A face to remember
A photograph, a few lines of verse, a name in careful script. Mourning cards and photographs helped families preserve memory after death. Displayed in homes, carried in wallets, and shared among loved ones, they became stand-ins for presence.
Mourning cards combined photographs, military service, poetry, and religious imagery into portable memorials that families could preserve for generations.


Memorial card for First Lieutenant Ross Lee Williams Memorial cards gave families something to hold when a body was an ocean away. A rank, a place, a date – small confirmations that a life had ended and it was not forgotten. First Lieutenant Ross Lee Williams, a...

Kept by his family after his death, this decorative portrait of First Sergeant Harry N. Kendall pairs his uniformed photograph with patriotic imagery.

## DATA EXTRACTS:
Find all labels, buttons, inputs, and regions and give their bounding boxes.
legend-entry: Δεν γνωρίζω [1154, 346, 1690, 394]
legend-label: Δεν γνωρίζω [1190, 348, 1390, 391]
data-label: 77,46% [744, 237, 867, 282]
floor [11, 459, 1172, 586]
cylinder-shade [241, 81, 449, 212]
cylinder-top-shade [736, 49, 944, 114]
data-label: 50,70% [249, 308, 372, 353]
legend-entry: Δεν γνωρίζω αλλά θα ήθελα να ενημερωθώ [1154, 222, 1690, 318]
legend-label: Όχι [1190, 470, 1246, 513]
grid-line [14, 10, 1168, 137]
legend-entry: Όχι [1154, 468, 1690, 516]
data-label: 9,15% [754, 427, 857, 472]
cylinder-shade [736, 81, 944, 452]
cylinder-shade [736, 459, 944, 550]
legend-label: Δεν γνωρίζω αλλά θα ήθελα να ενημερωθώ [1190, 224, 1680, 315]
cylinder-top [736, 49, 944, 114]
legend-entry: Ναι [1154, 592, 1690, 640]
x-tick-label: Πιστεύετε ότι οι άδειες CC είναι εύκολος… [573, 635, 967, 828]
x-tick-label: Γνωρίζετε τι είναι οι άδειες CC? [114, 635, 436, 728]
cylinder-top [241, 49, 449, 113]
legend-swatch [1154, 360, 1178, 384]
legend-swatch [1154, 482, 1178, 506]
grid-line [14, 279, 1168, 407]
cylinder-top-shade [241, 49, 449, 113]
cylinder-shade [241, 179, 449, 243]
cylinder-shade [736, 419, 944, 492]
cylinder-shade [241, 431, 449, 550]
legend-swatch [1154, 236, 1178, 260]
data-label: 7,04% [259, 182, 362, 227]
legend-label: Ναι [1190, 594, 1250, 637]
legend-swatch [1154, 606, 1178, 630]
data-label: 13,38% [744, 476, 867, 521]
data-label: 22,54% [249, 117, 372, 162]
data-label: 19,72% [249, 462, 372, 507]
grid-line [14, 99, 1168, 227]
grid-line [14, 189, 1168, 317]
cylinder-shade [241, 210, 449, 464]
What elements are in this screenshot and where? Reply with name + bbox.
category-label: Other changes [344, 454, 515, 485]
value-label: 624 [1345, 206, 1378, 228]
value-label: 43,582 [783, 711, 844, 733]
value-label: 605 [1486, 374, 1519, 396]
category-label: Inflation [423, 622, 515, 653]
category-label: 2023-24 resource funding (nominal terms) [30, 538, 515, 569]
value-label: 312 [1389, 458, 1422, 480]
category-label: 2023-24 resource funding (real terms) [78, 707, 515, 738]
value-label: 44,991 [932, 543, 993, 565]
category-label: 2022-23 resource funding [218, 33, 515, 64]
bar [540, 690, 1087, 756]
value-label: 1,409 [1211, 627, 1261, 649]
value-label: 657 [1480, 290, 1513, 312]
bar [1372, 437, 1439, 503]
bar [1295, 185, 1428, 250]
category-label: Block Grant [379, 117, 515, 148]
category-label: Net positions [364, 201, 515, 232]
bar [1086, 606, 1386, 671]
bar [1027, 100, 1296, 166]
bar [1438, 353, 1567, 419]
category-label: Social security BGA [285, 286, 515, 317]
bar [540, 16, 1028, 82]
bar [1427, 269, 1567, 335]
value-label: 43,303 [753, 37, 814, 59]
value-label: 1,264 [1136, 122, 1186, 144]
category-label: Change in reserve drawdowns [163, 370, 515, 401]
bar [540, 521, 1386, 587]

## ACTIVITY LIST:
a) In the text on mourning cards, what four things did the cards combine into portable memorials?
b) Pick up the text on mourning cards and memorial photographs after its last sentence, and write the next few sentences.

## ANSWERS BELOW:
a) Photographs, military service, poetry, and religious imagery.

b)
First Sergeant Harry N. Kendall was killed in action on July 15, 1918 in the Champagne region of France and buried at Meuse-Argonne American Cemetery.

Framed by religious imagery, this memorial certificate for Walter Roy Brien includes a photograph, a poem, and his birth and death dates.
Living in Nebraska when he enlisted in June 1918, Brien trained at Fort Riley in Kansas. Just months later, he died at Camp Funston from pneumonia caused by influenza, with his mother at his side.